--- BEGIN ---
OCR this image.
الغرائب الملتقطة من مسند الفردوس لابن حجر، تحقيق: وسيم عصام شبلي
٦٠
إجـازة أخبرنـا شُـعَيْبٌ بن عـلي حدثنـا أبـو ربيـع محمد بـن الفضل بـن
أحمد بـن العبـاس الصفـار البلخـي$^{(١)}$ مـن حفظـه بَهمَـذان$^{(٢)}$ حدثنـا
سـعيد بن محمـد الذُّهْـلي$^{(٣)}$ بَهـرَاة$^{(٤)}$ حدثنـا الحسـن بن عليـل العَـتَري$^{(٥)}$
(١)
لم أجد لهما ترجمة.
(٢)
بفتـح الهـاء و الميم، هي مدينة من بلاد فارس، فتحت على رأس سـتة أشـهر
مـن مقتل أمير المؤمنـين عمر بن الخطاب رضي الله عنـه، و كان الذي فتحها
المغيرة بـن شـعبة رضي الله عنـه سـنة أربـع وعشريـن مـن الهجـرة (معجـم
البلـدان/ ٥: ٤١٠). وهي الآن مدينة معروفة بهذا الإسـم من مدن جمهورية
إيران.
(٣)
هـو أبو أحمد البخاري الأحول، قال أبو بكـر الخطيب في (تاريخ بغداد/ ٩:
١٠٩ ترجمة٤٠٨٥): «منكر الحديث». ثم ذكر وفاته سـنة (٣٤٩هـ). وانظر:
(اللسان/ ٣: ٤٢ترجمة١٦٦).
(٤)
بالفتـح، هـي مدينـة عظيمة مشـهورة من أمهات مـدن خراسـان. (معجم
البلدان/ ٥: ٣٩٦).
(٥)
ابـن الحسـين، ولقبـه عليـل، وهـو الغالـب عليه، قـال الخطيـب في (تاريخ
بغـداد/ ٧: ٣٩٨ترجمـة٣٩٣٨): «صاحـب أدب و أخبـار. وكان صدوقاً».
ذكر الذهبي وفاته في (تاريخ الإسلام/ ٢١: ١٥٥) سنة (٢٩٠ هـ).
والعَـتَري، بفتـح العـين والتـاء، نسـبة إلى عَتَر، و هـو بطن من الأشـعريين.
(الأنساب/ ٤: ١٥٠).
--- END ---
Search the records for the word "مدينة", then list every line that has it.

RESPONSE TO THIS TASK ->
بفتـح الهـاء و الميم، هي مدينة من بلاد فارس، فتحت على رأس سـتة أشـهر
البلـدان/ ٥: ٤١٠). وهي الآن مدينة معروفة بهذا الإسـم من مدن جمهورية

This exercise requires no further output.